___ DATA PROVIDED

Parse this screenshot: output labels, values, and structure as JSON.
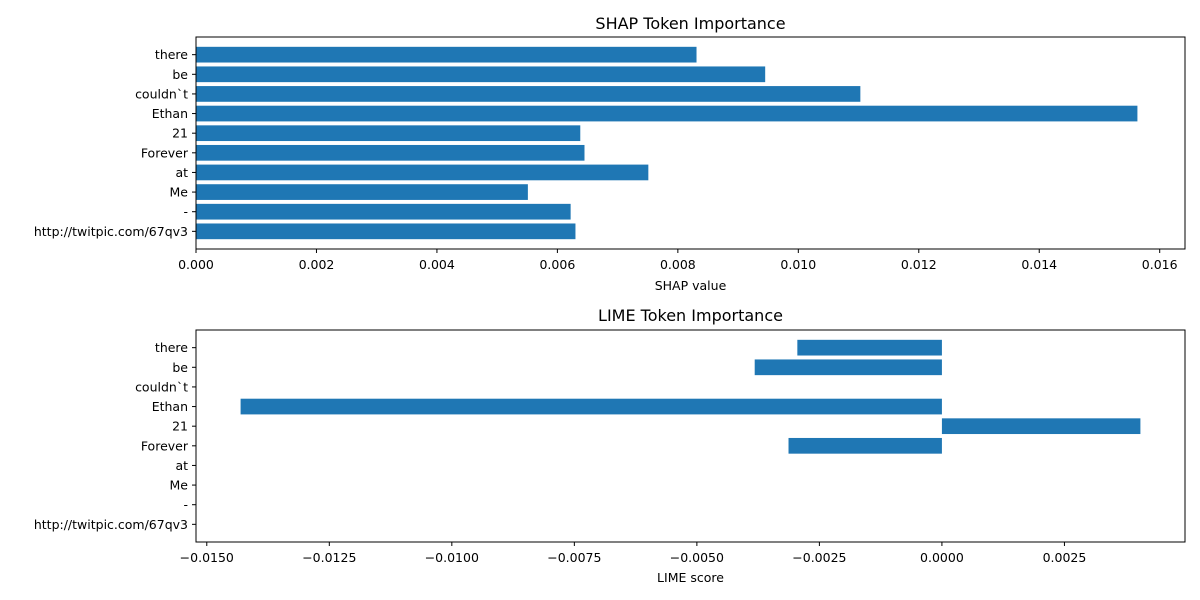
{
  "chart_data": [
    {
      "type": "bar",
      "orientation": "horizontal",
      "title": "SHAP Token Importance",
      "xlabel": "SHAP value",
      "ylabel": "",
      "categories": [
        "there",
        "be",
        "couldn`t",
        "Ethan",
        "21",
        "Forever",
        "at",
        "Me",
        "-",
        "http://twitpic.com/67qv3"
      ],
      "values": [
        0.00831,
        0.00945,
        0.01103,
        0.01563,
        0.00638,
        0.00645,
        0.00751,
        0.00551,
        0.00622,
        0.0063
      ],
      "xlim": [
        0,
        0.01642
      ],
      "xticks": [
        0.0,
        0.002,
        0.004,
        0.006,
        0.008,
        0.01,
        0.012,
        0.014,
        0.016
      ],
      "xtick_labels": [
        "0.000",
        "0.002",
        "0.004",
        "0.006",
        "0.008",
        "0.010",
        "0.012",
        "0.014",
        "0.016"
      ],
      "grid": false,
      "color": "#1f77b4"
    },
    {
      "type": "bar",
      "orientation": "horizontal",
      "title": "LIME Token Importance",
      "xlabel": "LIME score",
      "ylabel": "",
      "categories": [
        "there",
        "be",
        "couldn`t",
        "Ethan",
        "21",
        "Forever",
        "at",
        "Me",
        "-",
        "http://twitpic.com/67qv3"
      ],
      "values": [
        -0.00295,
        -0.00382,
        0,
        -0.01431,
        0.00405,
        -0.00313,
        0,
        0,
        0,
        0
      ],
      "xlim": [
        -0.01522,
        0.00496
      ],
      "xticks": [
        -0.015,
        -0.0125,
        -0.01,
        -0.0075,
        -0.005,
        -0.0025,
        0.0,
        0.0025
      ],
      "xtick_labels": [
        "−0.0150",
        "−0.0125",
        "−0.0100",
        "−0.0075",
        "−0.0050",
        "−0.0025",
        "0.0000",
        "0.0025"
      ],
      "grid": false,
      "color": "#1f77b4"
    }
  ]
}
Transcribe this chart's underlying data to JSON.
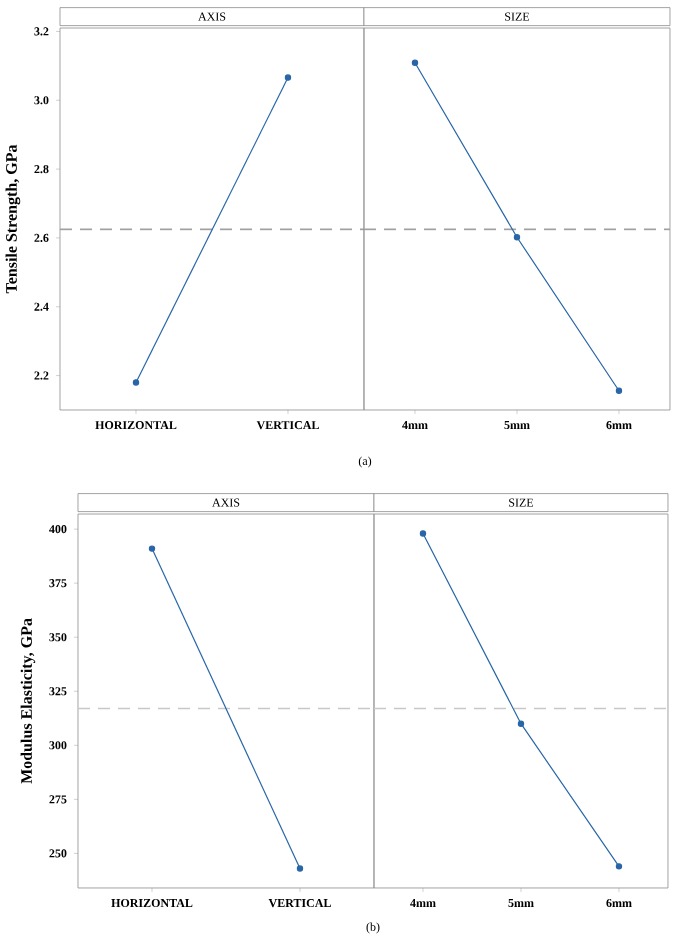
{
  "chart_data": [
    {
      "type": "line",
      "title": "AXIS",
      "ylabel": "Tensile Strength, GPa",
      "categories": [
        "HORIZONTAL",
        "VERTICAL"
      ],
      "values": [
        2.18,
        3.066
      ],
      "color": "#2866a8",
      "marker": "circle",
      "line_style": "solid",
      "ylim": [
        2.1,
        3.21
      ],
      "yticks": [
        {
          "value": 2.2,
          "label": "2.2"
        },
        {
          "value": 2.4,
          "label": "2.4"
        },
        {
          "value": 2.6,
          "label": "2.6"
        },
        {
          "value": 2.8,
          "label": "2.8"
        },
        {
          "value": 3.0,
          "label": "3.0"
        },
        {
          "value": 3.2,
          "label": "3.2"
        }
      ],
      "ref_lines": [
        {
          "axis": "y",
          "value": 2.625,
          "color": "#a0a0a0",
          "line_style": "dashed"
        }
      ],
      "annotations": [
        "(a)"
      ]
    },
    {
      "type": "line",
      "title": "SIZE",
      "categories": [
        "4mm",
        "5mm",
        "6mm"
      ],
      "values": [
        3.109,
        2.602,
        2.156
      ],
      "color": "#2866a8",
      "marker": "circle",
      "line_style": "solid",
      "ylim": [
        2.1,
        3.21
      ],
      "tick_labels": "x",
      "ref_lines": [
        {
          "axis": "y",
          "value": 2.625,
          "color": "#a0a0a0",
          "line_style": "dashed"
        }
      ]
    },
    {
      "type": "line",
      "title": "AXIS",
      "ylabel": "Modulus Elasticity, GPa",
      "categories": [
        "HORIZONTAL",
        "VERTICAL"
      ],
      "values": [
        391,
        243
      ],
      "color": "#2866a8",
      "marker": "circle",
      "line_style": "solid",
      "ylim": [
        234,
        407
      ],
      "yticks": [
        250,
        275,
        300,
        325,
        350,
        375,
        400
      ],
      "ref_lines": [
        {
          "axis": "y",
          "value": 317,
          "color": "#c8c8c8",
          "line_style": "dashed"
        }
      ],
      "annotations": [
        "(b)"
      ]
    },
    {
      "type": "line",
      "title": "SIZE",
      "categories": [
        "4mm",
        "5mm",
        "6mm"
      ],
      "values": [
        398,
        310,
        244
      ],
      "color": "#2866a8",
      "marker": "circle",
      "line_style": "solid",
      "ylim": [
        234,
        407
      ],
      "tick_labels": "x",
      "ref_lines": [
        {
          "axis": "y",
          "value": 317,
          "color": "#c8c8c8",
          "line_style": "dashed"
        }
      ]
    }
  ]
}
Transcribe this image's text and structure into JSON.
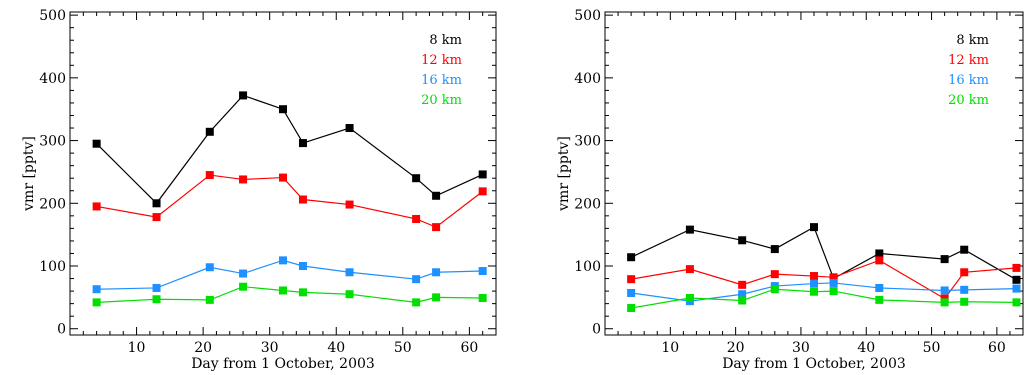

______

Return each line exactly as written. Any picture gets left out.

REPLY:
Parse this screenshot: output labels, values, and structure as JSON.
{
  "chart_data": [
    {
      "type": "bar",
      "orientation": "horizontal",
      "title": "SHAP Token Importance",
      "xlabel": "SHAP value",
      "ylabel": "",
      "categories": [
        "there",
        "be",
        "couldn`t",
        "Ethan",
        "21",
        "Forever",
        "at",
        "Me",
        "-",
        "http://twitpic.com/67qv3"
      ],
      "values": [
        0.00831,
        0.00945,
        0.01103,
        0.01563,
        0.00638,
        0.00645,
        0.00751,
        0.00551,
        0.00622,
        0.0063
      ],
      "xlim": [
        0,
        0.01642
      ],
      "xticks": [
        0.0,
        0.002,
        0.004,
        0.006,
        0.008,
        0.01,
        0.012,
        0.014,
        0.016
      ],
      "xtick_labels": [
        "0.000",
        "0.002",
        "0.004",
        "0.006",
        "0.008",
        "0.010",
        "0.012",
        "0.014",
        "0.016"
      ],
      "grid": false,
      "color": "#1f77b4"
    },
    {
      "type": "bar",
      "orientation": "horizontal",
      "title": "LIME Token Importance",
      "xlabel": "LIME score",
      "ylabel": "",
      "categories": [
        "there",
        "be",
        "couldn`t",
        "Ethan",
        "21",
        "Forever",
        "at",
        "Me",
        "-",
        "http://twitpic.com/67qv3"
      ],
      "values": [
        -0.00295,
        -0.00382,
        0,
        -0.01431,
        0.00405,
        -0.00313,
        0,
        0,
        0,
        0
      ],
      "xlim": [
        -0.01522,
        0.00496
      ],
      "xticks": [
        -0.015,
        -0.0125,
        -0.01,
        -0.0075,
        -0.005,
        -0.0025,
        0.0,
        0.0025
      ],
      "xtick_labels": [
        "−0.0150",
        "−0.0125",
        "−0.0100",
        "−0.0075",
        "−0.0050",
        "−0.0025",
        "0.0000",
        "0.0025"
      ],
      "grid": false,
      "color": "#1f77b4"
    }
  ]
}
Transcribe this chart's underlying data to JSON.
{
  "chart_data": [
    {
      "type": "line",
      "title": "AXIS",
      "ylabel": "Tensile Strength, GPa",
      "categories": [
        "HORIZONTAL",
        "VERTICAL"
      ],
      "values": [
        2.18,
        3.066
      ],
      "color": "#2866a8",
      "marker": "circle",
      "line_style": "solid",
      "ylim": [
        2.1,
        3.21
      ],
      "yticks": [
        {
          "value": 2.2,
          "label": "2.2"
        },
        {
          "value": 2.4,
          "label": "2.4"
        },
        {
          "value": 2.6,
          "label": "2.6"
        },
        {
          "value": 2.8,
          "label": "2.8"
        },
        {
          "value": 3.0,
          "label": "3.0"
        },
        {
          "value": 3.2,
          "label": "3.2"
        }
      ],
      "ref_lines": [
        {
          "axis": "y",
          "value": 2.625,
          "color": "#a0a0a0",
          "line_style": "dashed"
        }
      ],
      "annotations": [
        "(a)"
      ]
    },
    {
      "type": "line",
      "title": "SIZE",
      "categories": [
        "4mm",
        "5mm",
        "6mm"
      ],
      "values": [
        3.109,
        2.602,
        2.156
      ],
      "color": "#2866a8",
      "marker": "circle",
      "line_style": "solid",
      "ylim": [
        2.1,
        3.21
      ],
      "tick_labels": "x",
      "ref_lines": [
        {
          "axis": "y",
          "value": 2.625,
          "color": "#a0a0a0",
          "line_style": "dashed"
        }
      ]
    },
    {
      "type": "line",
      "title": "AXIS",
      "ylabel": "Modulus Elasticity, GPa",
      "categories": [
        "HORIZONTAL",
        "VERTICAL"
      ],
      "values": [
        391,
        243
      ],
      "color": "#2866a8",
      "marker": "circle",
      "line_style": "solid",
      "ylim": [
        234,
        407
      ],
      "yticks": [
        250,
        275,
        300,
        325,
        350,
        375,
        400
      ],
      "ref_lines": [
        {
          "axis": "y",
          "value": 317,
          "color": "#c8c8c8",
          "line_style": "dashed"
        }
      ],
      "annotations": [
        "(b)"
      ]
    },
    {
      "type": "line",
      "title": "SIZE",
      "categories": [
        "4mm",
        "5mm",
        "6mm"
      ],
      "values": [
        398,
        310,
        244
      ],
      "color": "#2866a8",
      "marker": "circle",
      "line_style": "solid",
      "ylim": [
        234,
        407
      ],
      "tick_labels": "x",
      "ref_lines": [
        {
          "axis": "y",
          "value": 317,
          "color": "#c8c8c8",
          "line_style": "dashed"
        }
      ]
    }
  ]
}
Transcribe this image's text and structure into JSON.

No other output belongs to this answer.